### STATED EXERCISE
Write out the full set of records below exactly.

### MATERIAL SHOWN
....................
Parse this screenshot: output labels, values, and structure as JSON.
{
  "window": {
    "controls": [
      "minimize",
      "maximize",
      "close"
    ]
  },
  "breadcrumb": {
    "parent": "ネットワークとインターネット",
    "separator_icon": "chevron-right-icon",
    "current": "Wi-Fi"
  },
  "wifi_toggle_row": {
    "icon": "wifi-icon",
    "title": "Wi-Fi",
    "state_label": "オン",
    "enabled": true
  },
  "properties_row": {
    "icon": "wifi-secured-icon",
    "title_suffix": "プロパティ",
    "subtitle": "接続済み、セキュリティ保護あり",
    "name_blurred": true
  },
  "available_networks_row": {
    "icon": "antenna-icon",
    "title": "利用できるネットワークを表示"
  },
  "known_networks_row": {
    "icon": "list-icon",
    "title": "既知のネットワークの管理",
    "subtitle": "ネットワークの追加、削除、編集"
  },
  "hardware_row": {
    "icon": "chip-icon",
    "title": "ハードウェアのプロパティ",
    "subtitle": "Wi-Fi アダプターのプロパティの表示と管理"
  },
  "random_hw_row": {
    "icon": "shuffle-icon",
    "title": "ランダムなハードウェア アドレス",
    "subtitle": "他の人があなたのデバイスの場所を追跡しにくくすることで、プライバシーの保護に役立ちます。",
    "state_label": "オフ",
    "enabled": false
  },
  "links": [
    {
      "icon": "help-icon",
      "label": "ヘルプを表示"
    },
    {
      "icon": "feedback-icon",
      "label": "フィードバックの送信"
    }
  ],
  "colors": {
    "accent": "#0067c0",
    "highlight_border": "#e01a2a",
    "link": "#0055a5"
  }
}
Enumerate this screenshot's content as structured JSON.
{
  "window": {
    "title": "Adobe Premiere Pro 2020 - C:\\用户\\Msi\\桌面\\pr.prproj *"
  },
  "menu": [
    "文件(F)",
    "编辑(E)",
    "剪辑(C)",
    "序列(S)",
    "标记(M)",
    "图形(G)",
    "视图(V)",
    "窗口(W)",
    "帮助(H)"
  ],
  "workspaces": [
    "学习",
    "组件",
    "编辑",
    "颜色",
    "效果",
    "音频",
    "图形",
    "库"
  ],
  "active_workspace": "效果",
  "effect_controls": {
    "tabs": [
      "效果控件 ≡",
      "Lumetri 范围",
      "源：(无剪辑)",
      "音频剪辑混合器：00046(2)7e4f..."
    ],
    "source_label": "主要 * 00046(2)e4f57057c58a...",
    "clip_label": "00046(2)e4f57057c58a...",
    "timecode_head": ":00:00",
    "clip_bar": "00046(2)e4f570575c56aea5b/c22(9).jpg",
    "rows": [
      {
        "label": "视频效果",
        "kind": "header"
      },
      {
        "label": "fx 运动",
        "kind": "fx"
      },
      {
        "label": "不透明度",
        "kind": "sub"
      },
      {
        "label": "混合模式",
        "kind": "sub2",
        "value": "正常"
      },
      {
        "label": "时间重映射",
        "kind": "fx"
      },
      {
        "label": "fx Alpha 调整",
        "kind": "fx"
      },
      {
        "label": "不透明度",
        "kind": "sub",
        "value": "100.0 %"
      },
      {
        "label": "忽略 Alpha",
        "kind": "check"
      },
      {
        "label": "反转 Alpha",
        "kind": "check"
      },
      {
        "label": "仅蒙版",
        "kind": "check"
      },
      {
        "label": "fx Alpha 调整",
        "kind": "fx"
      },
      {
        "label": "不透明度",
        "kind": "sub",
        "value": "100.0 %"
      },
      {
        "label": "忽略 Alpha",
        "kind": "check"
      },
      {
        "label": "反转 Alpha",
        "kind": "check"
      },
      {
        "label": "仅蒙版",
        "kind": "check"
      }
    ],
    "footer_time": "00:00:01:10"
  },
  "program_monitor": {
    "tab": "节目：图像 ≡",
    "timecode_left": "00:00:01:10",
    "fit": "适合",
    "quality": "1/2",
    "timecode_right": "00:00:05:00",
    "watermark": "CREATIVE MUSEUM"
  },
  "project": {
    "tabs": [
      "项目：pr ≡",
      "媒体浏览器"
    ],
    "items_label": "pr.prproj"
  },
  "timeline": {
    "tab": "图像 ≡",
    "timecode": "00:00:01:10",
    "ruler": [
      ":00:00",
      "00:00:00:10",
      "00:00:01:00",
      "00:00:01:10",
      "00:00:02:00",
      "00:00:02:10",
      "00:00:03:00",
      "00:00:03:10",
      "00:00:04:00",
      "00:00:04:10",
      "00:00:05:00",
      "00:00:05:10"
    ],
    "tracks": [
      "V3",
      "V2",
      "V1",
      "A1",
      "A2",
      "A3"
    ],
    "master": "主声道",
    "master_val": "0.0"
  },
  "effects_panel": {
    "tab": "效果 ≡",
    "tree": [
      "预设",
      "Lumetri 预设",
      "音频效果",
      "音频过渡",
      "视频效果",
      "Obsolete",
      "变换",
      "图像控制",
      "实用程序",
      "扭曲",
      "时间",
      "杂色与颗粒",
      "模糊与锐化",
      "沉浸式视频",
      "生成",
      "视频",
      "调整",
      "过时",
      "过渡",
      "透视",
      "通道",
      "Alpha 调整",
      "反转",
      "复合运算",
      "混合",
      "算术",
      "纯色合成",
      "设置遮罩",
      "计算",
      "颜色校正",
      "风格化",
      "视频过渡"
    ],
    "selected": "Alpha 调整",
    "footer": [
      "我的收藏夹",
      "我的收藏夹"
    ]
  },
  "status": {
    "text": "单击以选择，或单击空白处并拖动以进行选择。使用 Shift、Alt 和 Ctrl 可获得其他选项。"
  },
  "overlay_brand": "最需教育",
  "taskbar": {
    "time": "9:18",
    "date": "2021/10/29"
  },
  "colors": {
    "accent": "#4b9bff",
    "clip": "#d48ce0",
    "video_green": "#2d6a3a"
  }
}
....................
### SOLVED PROBLEM
Parse this screenshot: output labels, values, and structure as JSON.
{
  "window": {
    "controls": [
      "minimize",
      "maximize",
      "close"
    ]
  },
  "breadcrumb": {
    "parent": "ネットワークとインターネット",
    "separator_icon": "chevron-right-icon",
    "current": "Wi-Fi"
  },
  "wifi_toggle_row": {
    "icon": "wifi-icon",
    "title": "Wi-Fi",
    "state_label": "オン",
    "enabled": true
  },
  "properties_row": {
    "icon": "wifi-secured-icon",
    "title_suffix": "プロパティ",
    "subtitle": "接続済み、セキュリティ保護あり",
    "name_blurred": true
  },
  "available_networks_row": {
    "icon": "antenna-icon",
    "title": "利用できるネットワークを表示"
  },
  "known_networks_row": {
    "icon": "list-icon",
    "title": "既知のネットワークの管理",
    "subtitle": "ネットワークの追加、削除、編集"
  },
  "hardware_row": {
    "icon": "chip-icon",
    "title": "ハードウェアのプロパティ",
    "subtitle": "Wi-Fi アダプターのプロパティの表示と管理"
  },
  "random_hw_row": {
    "icon": "shuffle-icon",
    "title": "ランダムなハードウェア アドレス",
    "subtitle": "他の人があなたのデバイスの場所を追跡しにくくすることで、プライバシーの保護に役立ちます。",
    "state_label": "オフ",
    "enabled": false
  },
  "links": [
    {
      "icon": "help-icon",
      "label": "ヘルプを表示"
    },
    {
      "icon": "feedback-icon",
      "label": "フィードバックの送信"
    }
  ],
  "colors": {
    "accent": "#0067c0",
    "highlight_border": "#e01a2a",
    "link": "#0055a5"
  }
}
Enumerate this screenshot's content as structured JSON.
{
  "window": {
    "title": "Adobe Premiere Pro 2020 - C:\\用户\\Msi\\桌面\\pr.prproj *"
  },
  "menu": [
    "文件(F)",
    "编辑(E)",
    "剪辑(C)",
    "序列(S)",
    "标记(M)",
    "图形(G)",
    "视图(V)",
    "窗口(W)",
    "帮助(H)"
  ],
  "workspaces": [
    "学习",
    "组件",
    "编辑",
    "颜色",
    "效果",
    "音频",
    "图形",
    "库"
  ],
  "active_workspace": "效果",
  "effect_controls": {
    "tabs": [
      "效果控件 ≡",
      "Lumetri 范围",
      "源：(无剪辑)",
      "音频剪辑混合器：00046(2)7e4f..."
    ],
    "source_label": "主要 * 00046(2)e4f57057c58a...",
    "clip_label": "00046(2)e4f57057c58a...",
    "timecode_head": ":00:00",
    "clip_bar": "00046(2)e4f570575c56aea5b/c22(9).jpg",
    "rows": [
      {
        "label": "视频效果",
        "kind": "header"
      },
      {
        "label": "fx 运动",
        "kind": "fx"
      },
      {
        "label": "不透明度",
        "kind": "sub"
      },
      {
        "label": "混合模式",
        "kind": "sub2",
        "value": "正常"
      },
      {
        "label": "时间重映射",
        "kind": "fx"
      },
      {
        "label": "fx Alpha 调整",
        "kind": "fx"
      },
      {
        "label": "不透明度",
        "kind": "sub",
        "value": "100.0 %"
      },
      {
        "label": "忽略 Alpha",
        "kind": "check"
      },
      {
        "label": "反转 Alpha",
        "kind": "check"
      },
      {
        "label": "仅蒙版",
        "kind": "check"
      },
      {
        "label": "fx Alpha 调整",
        "kind": "fx"
      },
      {
        "label": "不透明度",
        "kind": "sub",
        "value": "100.0 %"
      },
      {
        "label": "忽略 Alpha",
        "kind": "check"
      },
      {
        "label": "反转 Alpha",
        "kind": "check"
      },
      {
        "label": "仅蒙版",
        "kind": "check"
      }
    ],
    "footer_time": "00:00:01:10"
  },
  "program_monitor": {
    "tab": "节目：图像 ≡",
    "timecode_left": "00:00:01:10",
    "fit": "适合",
    "quality": "1/2",
    "timecode_right": "00:00:05:00",
    "watermark": "CREATIVE MUSEUM"
  },
  "project": {
    "tabs": [
      "项目：pr ≡",
      "媒体浏览器"
    ],
    "items_label": "pr.prproj"
  },
  "timeline": {
    "tab": "图像 ≡",
    "timecode": "00:00:01:10",
    "ruler": [
      ":00:00",
      "00:00:00:10",
      "00:00:01:00",
      "00:00:01:10",
      "00:00:02:00",
      "00:00:02:10",
      "00:00:03:00",
      "00:00:03:10",
      "00:00:04:00",
      "00:00:04:10",
      "00:00:05:00",
      "00:00:05:10"
    ],
    "tracks": [
      "V3",
      "V2",
      "V1",
      "A1",
      "A2",
      "A3"
    ],
    "master": "主声道",
    "master_val": "0.0"
  },
  "effects_panel": {
    "tab": "效果 ≡",
    "tree": [
      "预设",
      "Lumetri 预设",
      "音频效果",
      "音频过渡",
      "视频效果",
      "Obsolete",
      "变换",
      "图像控制",
      "实用程序",
      "扭曲",
      "时间",
      "杂色与颗粒",
      "模糊与锐化",
      "沉浸式视频",
      "生成",
      "视频",
      "调整",
      "过时",
      "过渡",
      "透视",
      "通道",
      "Alpha 调整",
      "反转",
      "复合运算",
      "混合",
      "算术",
      "纯色合成",
      "设置遮罩",
      "计算",
      "颜色校正",
      "风格化",
      "视频过渡"
    ],
    "selected": "Alpha 调整",
    "footer": [
      "我的收藏夹",
      "我的收藏夹"
    ]
  },
  "status": {
    "text": "单击以选择，或单击空白处并拖动以进行选择。使用 Shift、Alt 和 Ctrl 可获得其他选项。"
  },
  "overlay_brand": "最需教育",
  "taskbar": {
    "time": "9:18",
    "date": "2021/10/29"
  },
  "colors": {
    "accent": "#4b9bff",
    "clip": "#d48ce0",
    "video_green": "#2d6a3a"
  }
}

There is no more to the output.